Aim of the task:
In how many lines does the string "fruit" appear? Answer with the number only.

Task material:
+---+
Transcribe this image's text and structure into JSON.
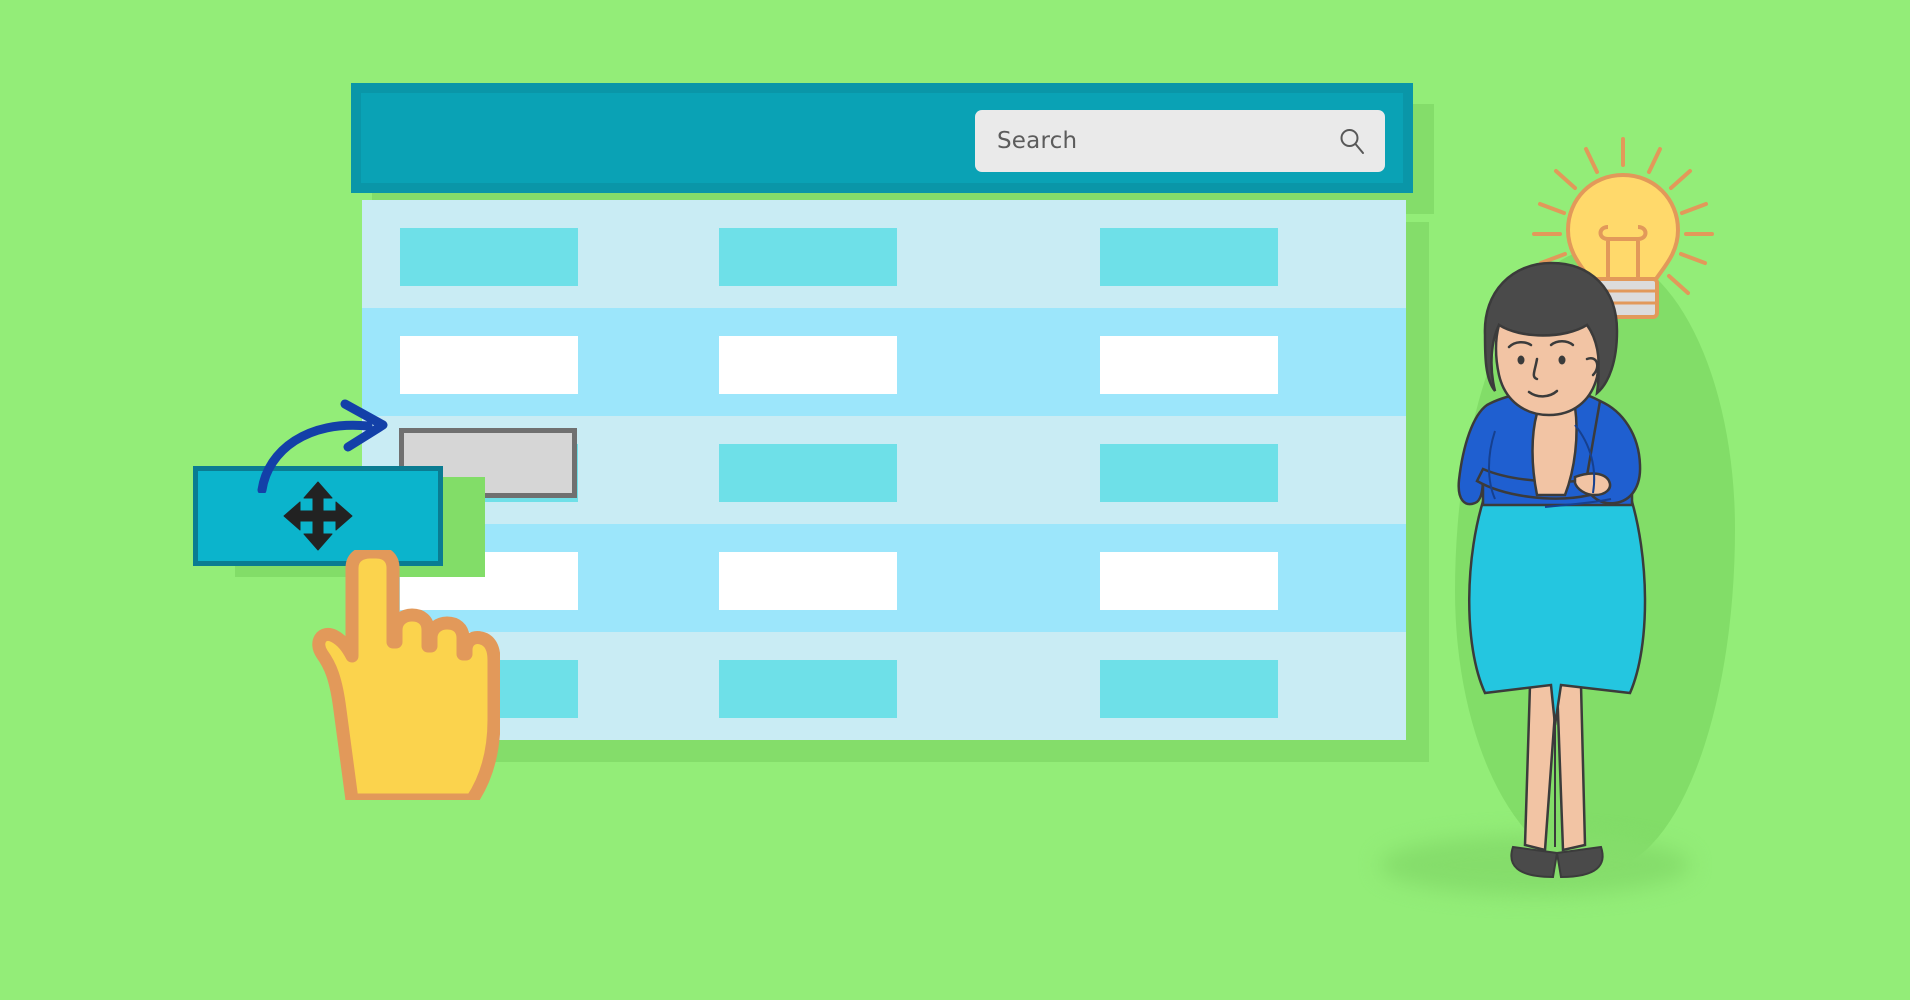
{
  "page": {
    "background_color": "#93ed78",
    "shadow_color": "#84dd6a"
  },
  "app_window": {
    "header": {
      "name": "app-header-bar",
      "background_color": "#0aa2b5",
      "border_color": "#0a96a8"
    },
    "search": {
      "placeholder": "Search",
      "value": "",
      "icon": "search-icon",
      "background_color": "#eaeaea",
      "text_color": "#5c5c5c"
    }
  },
  "table": {
    "name": "data-table",
    "row_color_odd": "#c9ecf4",
    "row_color_even": "#9ce6fb",
    "chip_color_teal": "#6ee0e8",
    "chip_color_white": "#ffffff",
    "columns": 3,
    "rows": [
      {
        "index": 0,
        "stripe": "odd",
        "cells": [
          "teal",
          "teal",
          "teal"
        ]
      },
      {
        "index": 1,
        "stripe": "even",
        "cells": [
          "white",
          "white",
          "white"
        ]
      },
      {
        "index": 2,
        "stripe": "odd",
        "cells": [
          "teal",
          "teal",
          "teal"
        ]
      },
      {
        "index": 3,
        "stripe": "even",
        "cells": [
          "white",
          "white",
          "white"
        ]
      },
      {
        "index": 4,
        "stripe": "odd",
        "cells": [
          "teal",
          "teal",
          "teal"
        ]
      }
    ]
  },
  "drag_drop": {
    "placeholder": {
      "name": "drop-target-placeholder",
      "fill": "#d6d6d6",
      "border": "#707070"
    },
    "dragged_item": {
      "name": "dragged-row-chip",
      "fill": "#0bb4cc",
      "border": "#0a7c92",
      "icon": "move-icon"
    },
    "arrow": {
      "name": "drag-direction-arrow",
      "color": "#1340a8"
    },
    "cursor": {
      "name": "hand-pointer-cursor",
      "fill": "#fbd34d",
      "stroke": "#e2995a"
    }
  },
  "illustration": {
    "woman": {
      "name": "thinking-woman-illustration",
      "hair_color": "#4a4a4a",
      "skin_color": "#f2c4a4",
      "top_color": "#1f5fd0",
      "skirt_color": "#24c6e0",
      "shoe_color": "#4a4a4a"
    },
    "lightbulb": {
      "name": "lightbulb-idea-icon",
      "glass_color": "#ffd96b",
      "outline_color": "#e2995a",
      "base_color": "#d9d9d9"
    },
    "blob": {
      "name": "background-blob",
      "color": "#82dd68"
    }
  }
}
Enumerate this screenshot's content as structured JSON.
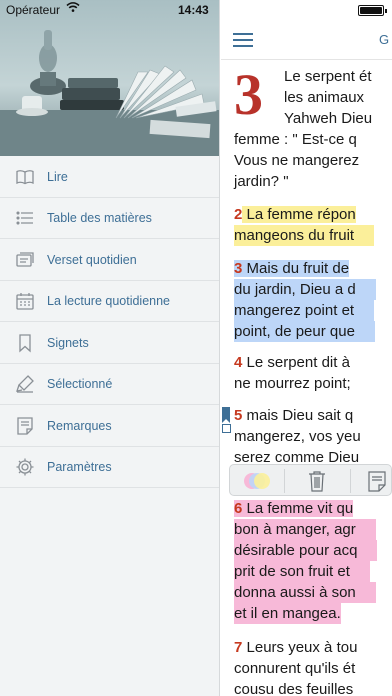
{
  "status_bar": {
    "carrier": "Opérateur",
    "time": "14:43",
    "battery_level": 1.0
  },
  "sidebar": {
    "items": [
      {
        "label": "Lire",
        "icon": "open-book-icon"
      },
      {
        "label": "Table des matières",
        "icon": "list-icon"
      },
      {
        "label": "Verset quotidien",
        "icon": "cards-icon"
      },
      {
        "label": "La lecture quotidienne",
        "icon": "calendar-icon"
      },
      {
        "label": "Signets",
        "icon": "bookmark-icon"
      },
      {
        "label": "Sélectionné",
        "icon": "highlighter-icon"
      },
      {
        "label": "Remarques",
        "icon": "note-icon"
      },
      {
        "label": "Paramètres",
        "icon": "gear-icon"
      }
    ]
  },
  "reader": {
    "header_title": "G",
    "chapter_number": "3",
    "lines": {
      "l1": "Le serpent ét",
      "l2": "les animaux",
      "l3": "Yahweh Dieu",
      "l4": "femme : \" Est-ce q",
      "l5": "Vous ne mangerez",
      "l6": "jardin? \"",
      "v2_num": "2",
      "v2_a": " La femme répon",
      "v2_b": "mangeons du fruit",
      "v3_num": "3",
      "v3_a": " Mais du fruit de",
      "v3_b": "du jardin, Dieu a d",
      "v3_c": "mangerez point et",
      "v3_d": "point, de peur que",
      "v4_num": "4",
      "v4_a": " Le serpent dit à",
      "v4_b": "ne mourrez point;",
      "v5_num": "5",
      "v5_a": " mais Dieu sait q",
      "v5_b": "mangerez, vos yeu",
      "v5_c": "serez comme Dieu",
      "v6_num": "6",
      "v6_a": " La femme vit qu",
      "v6_b": "bon à manger, agr",
      "v6_c": "désirable pour acq",
      "v6_d": "prit de son fruit et",
      "v6_e": "donna aussi à son",
      "v6_f": "et il en mangea.",
      "v7_num": "7",
      "v7_a": " Leurs yeux à tou",
      "v7_b": "connurent qu'ils ét",
      "v7_c": "cousu des feuilles"
    },
    "highlight_colors": {
      "yellow": "#fbef9a",
      "blue": "#bdd6f8",
      "pink": "#f7b9d8"
    },
    "toolbar_icons": [
      "color-palette-icon",
      "trash-icon",
      "note-icon"
    ]
  },
  "colors": {
    "accent": "#3e6f96",
    "verse_number": "#c6391f",
    "drop_cap": "#b8322a"
  }
}
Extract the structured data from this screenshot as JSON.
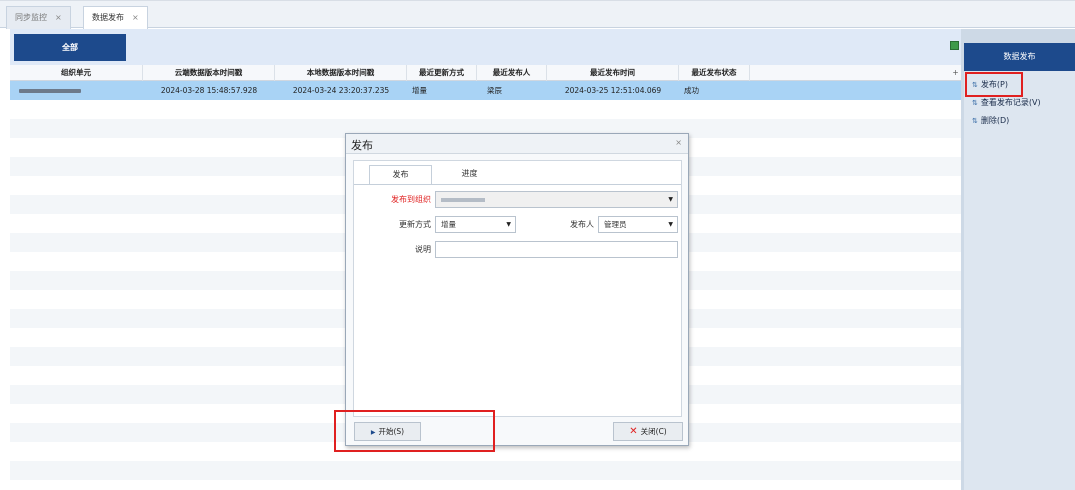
{
  "tabs": [
    {
      "label": "同步监控",
      "close": "×"
    },
    {
      "label": "数据发布",
      "close": "×"
    }
  ],
  "toolbar": {
    "all_button": "全部"
  },
  "grid": {
    "columns": [
      "组织单元",
      "云端数据版本时间戳",
      "本地数据版本时间戳",
      "最近更新方式",
      "最近发布人",
      "最近发布时间",
      "最近发布状态"
    ],
    "add_column": "+",
    "rows": [
      {
        "org": "",
        "cloud_ts": "2024-03-28 15:48:57.928",
        "local_ts": "2024-03-24 23:20:37.235",
        "update_mode": "增量",
        "publisher": "梁辰",
        "publish_time": "2024-03-25 12:51:04.069",
        "status": "成功"
      }
    ]
  },
  "right_panel": {
    "title": "数据发布",
    "items": [
      {
        "label": "发布(P)",
        "icon": "publish-icon"
      },
      {
        "label": "查看发布记录(V)",
        "icon": "record-icon"
      },
      {
        "label": "删除(D)",
        "icon": "delete-icon"
      }
    ]
  },
  "dialog": {
    "title": "发布",
    "close": "×",
    "tabs": [
      "发布",
      "进度"
    ],
    "fields": {
      "org_label": "发布到组织",
      "mode_label": "更新方式",
      "mode_value": "增量",
      "publisher_label": "发布人",
      "publisher_value": "管理员",
      "desc_label": "说明",
      "desc_value": ""
    },
    "start_button": "开始(S)",
    "close_button": "关闭(C)"
  },
  "colors": {
    "accent": "#1d4a8c",
    "selected_row": "#a9d3f5",
    "highlight": "#e02020"
  }
}
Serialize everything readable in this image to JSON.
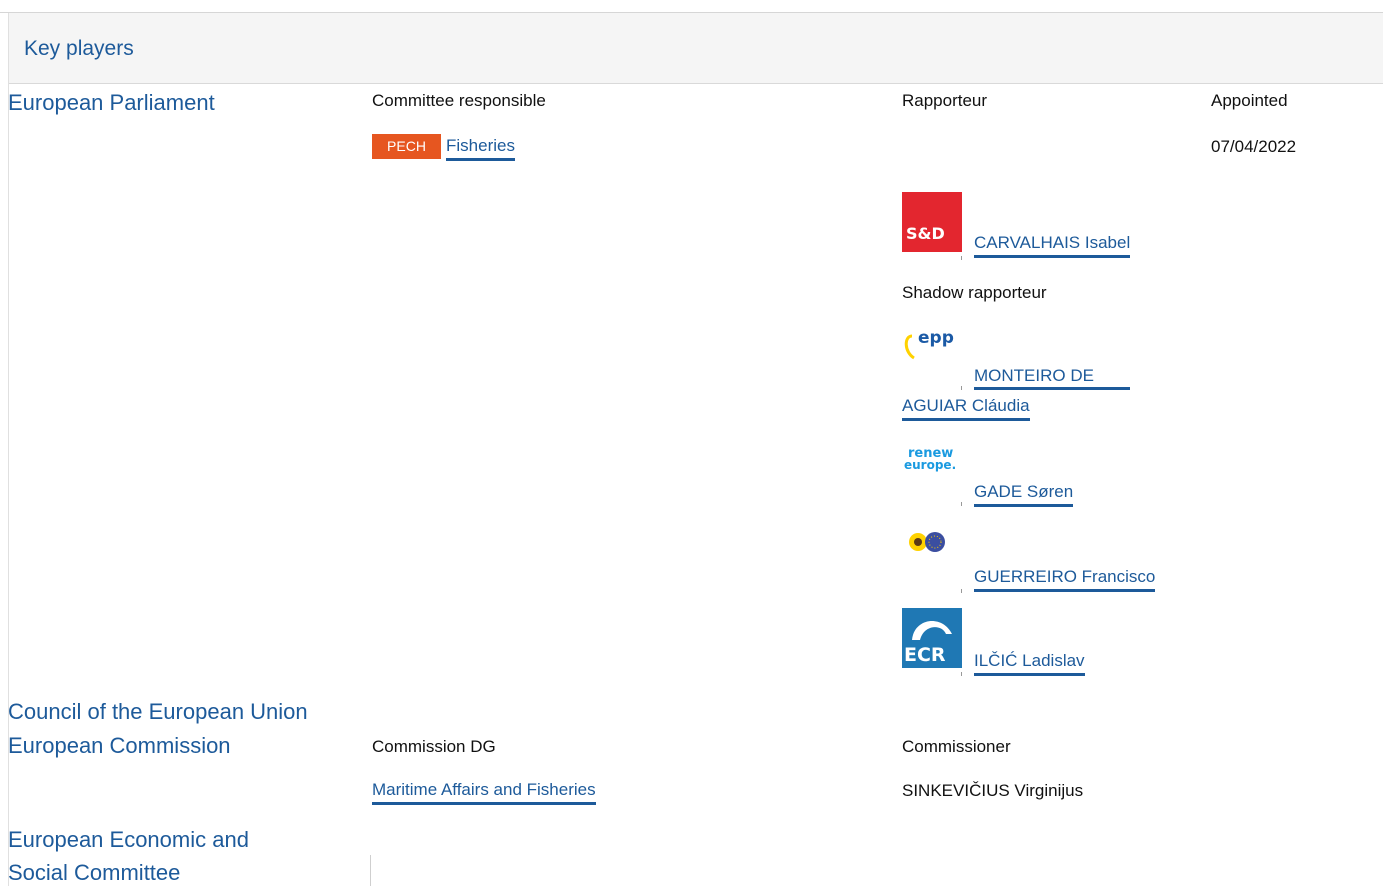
{
  "section": {
    "title": "Key players"
  },
  "parliament": {
    "name": "European Parliament",
    "committee_header": "Committee responsible",
    "rapporteur_header": "Rapporteur",
    "appointed_header": "Appointed",
    "committee_code": "PECH",
    "committee_name": "Fisheries",
    "appointed_date": "07/04/2022",
    "rapporteur": {
      "name": "CARVALHAIS Isabel",
      "group_logo": "S&D"
    },
    "shadow_header": "Shadow rapporteur",
    "shadows": [
      {
        "name_line1": "MONTEIRO DE",
        "name_line2": "AGUIAR Cláudia",
        "group_logo": "epp"
      },
      {
        "name": "GADE Søren",
        "group_logo_line1": "renew",
        "group_logo_line2": "europe."
      },
      {
        "name": "GUERREIRO Francisco",
        "group_logo": "greens-efa-icon"
      },
      {
        "name": "ILČIĆ Ladislav",
        "group_logo": "ECR"
      }
    ]
  },
  "council": {
    "name": "Council of the European Union"
  },
  "commission": {
    "name": "European Commission",
    "dg_header": "Commission DG",
    "commissioner_header": "Commissioner",
    "dg_name": "Maritime Affairs and Fisheries",
    "commissioner_name": "SINKEVIČIUS Virginijus"
  },
  "eesc": {
    "name_line1": "European Economic and",
    "name_line2": "Social Committee"
  },
  "colors": {
    "link": "#1d5a9a",
    "badge": "#e65620",
    "sd_red": "#e3262f",
    "ecr_blue": "#1f78b4"
  }
}
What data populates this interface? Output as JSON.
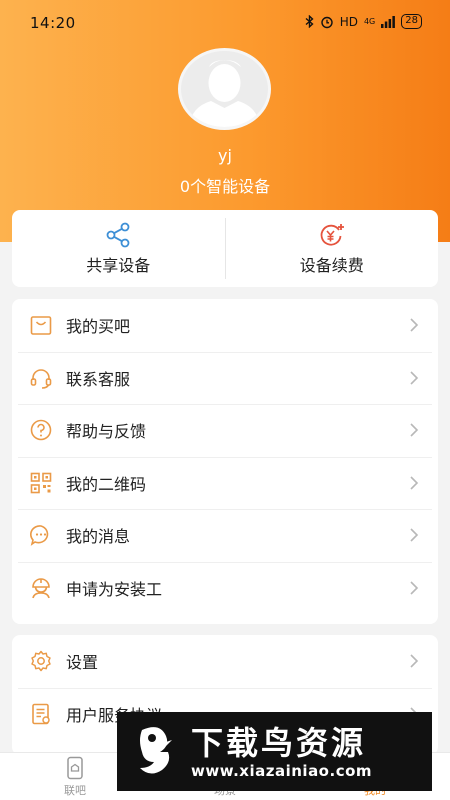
{
  "status_bar": {
    "time": "14:20",
    "signal": "HD",
    "network": "4G",
    "battery": "28"
  },
  "profile": {
    "username": "yj",
    "device_count": "0个智能设备"
  },
  "actions": [
    {
      "label": "共享设备",
      "icon": "share-icon"
    },
    {
      "label": "设备续费",
      "icon": "renew-fee-icon"
    }
  ],
  "menu_primary": [
    {
      "label": "我的买吧",
      "icon": "shopping-bag-icon"
    },
    {
      "label": "联系客服",
      "icon": "headset-icon"
    },
    {
      "label": "帮助与反馈",
      "icon": "help-icon"
    },
    {
      "label": "我的二维码",
      "icon": "qr-code-icon"
    },
    {
      "label": "我的消息",
      "icon": "message-icon"
    },
    {
      "label": "申请为安装工",
      "icon": "worker-icon"
    }
  ],
  "menu_secondary": [
    {
      "label": "设置",
      "icon": "gear-icon"
    },
    {
      "label": "用户服务协议",
      "icon": "document-icon"
    }
  ],
  "tabbar": [
    {
      "label": "联吧",
      "icon": "phone-icon"
    },
    {
      "label": "场景",
      "icon": "scene-icon"
    },
    {
      "label": "我的",
      "icon": "profile-icon",
      "active": true
    }
  ],
  "watermark": {
    "title": "下载鸟资源",
    "url": "www.xiazainiao.com"
  },
  "colors": {
    "accent": "#f08a24",
    "header_start": "#fdb24e",
    "header_end": "#f57d16",
    "share_icon": "#3d8fd6",
    "fee_icon": "#e5533d"
  }
}
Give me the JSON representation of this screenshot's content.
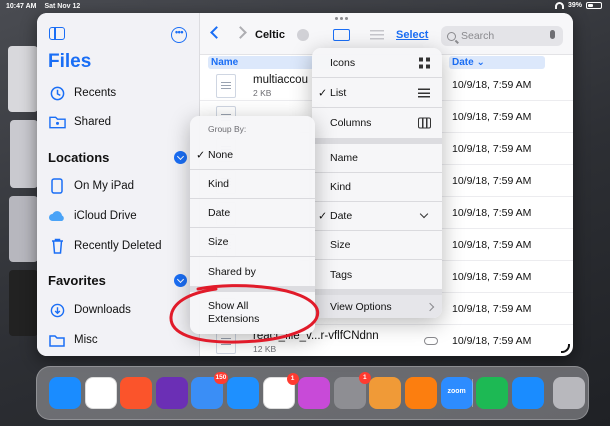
{
  "status_bar": {
    "time": "10:47 AM",
    "date": "Sat Nov 12",
    "battery": "39%",
    "battery_level": 0.39
  },
  "sidebar": {
    "title": "Files",
    "items_top": [
      {
        "label": "Recents",
        "icon": "clock-icon"
      },
      {
        "label": "Shared",
        "icon": "shared-folder-icon"
      }
    ],
    "locations_heading": "Locations",
    "locations": [
      {
        "label": "On My iPad",
        "icon": "ipad-icon"
      },
      {
        "label": "iCloud Drive",
        "icon": "cloud-icon"
      },
      {
        "label": "Recently Deleted",
        "icon": "trash-icon"
      }
    ],
    "favorites_heading": "Favorites",
    "favorites": [
      {
        "label": "Downloads",
        "icon": "download-icon"
      },
      {
        "label": "Misc",
        "icon": "folder-icon"
      }
    ]
  },
  "toolbar": {
    "folder_title": "Celtic",
    "select_label": "Select",
    "search_placeholder": "Search"
  },
  "columns": {
    "name": "Name",
    "date": "Date"
  },
  "files": [
    {
      "name": "multiaccou",
      "size": "2 KB",
      "date": "10/9/18, 7:59 AM"
    },
    {
      "name": "",
      "size": "",
      "date": "10/9/18, 7:59 AM"
    },
    {
      "name": "",
      "size": "",
      "date": "10/9/18, 7:59 AM"
    },
    {
      "name": "",
      "size": "",
      "date": "10/9/18, 7:59 AM"
    },
    {
      "name": "",
      "size": "",
      "date": "10/9/18, 7:59 AM"
    },
    {
      "name": "",
      "size": "",
      "date": "10/9/18, 7:59 AM"
    },
    {
      "name": "",
      "size": "",
      "date": "10/9/18, 7:59 AM"
    },
    {
      "name": "",
      "size": "",
      "date": "10/9/18, 7:59 AM"
    },
    {
      "name": "react_file_v...r-vflfCNdnn",
      "size": "12 KB",
      "date": "10/9/18, 7:59 AM"
    }
  ],
  "view_menu": {
    "view_modes": [
      "Icons",
      "List",
      "Columns"
    ],
    "selected_view": "List",
    "sort_by": [
      "Name",
      "Kind",
      "Date",
      "Size",
      "Tags"
    ],
    "selected_sort": "Date",
    "view_options": "View Options"
  },
  "group_menu": {
    "header": "Group By:",
    "options": [
      "None",
      "Kind",
      "Date",
      "Size",
      "Shared by"
    ],
    "selected": "None",
    "show_extensions": "Show All Extensions"
  },
  "dock": {
    "apps": [
      {
        "name": "safari-icon",
        "color": "#1a8cff"
      },
      {
        "name": "chrome-icon",
        "color": "#ffffff"
      },
      {
        "name": "brave-icon",
        "color": "#fb542b"
      },
      {
        "name": "tor-browser-icon",
        "color": "#6b2fb5"
      },
      {
        "name": "mail-icon",
        "color": "#3a8ef6",
        "badge": "150"
      },
      {
        "name": "files-icon",
        "color": "#1e90ff"
      },
      {
        "name": "photos-icon",
        "color": "#ffffff",
        "badge": "1"
      },
      {
        "name": "shortcuts-icon",
        "color": "#c84ad8"
      },
      {
        "name": "settings-icon",
        "color": "#8e8e93",
        "badge": "1"
      },
      {
        "name": "pages-icon",
        "color": "#f09a37"
      },
      {
        "name": "overcast-icon",
        "color": "#fc7e0f"
      },
      {
        "name": "zoom-icon",
        "color": "#2d8cff",
        "label": "zoom"
      },
      {
        "name": "spotify-icon",
        "color": "#1db954"
      },
      {
        "name": "safari-icon-2",
        "color": "#1a8cff"
      },
      {
        "name": "app-library-icon",
        "color": "#b8b8bd"
      }
    ]
  }
}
+---+
Full output:
3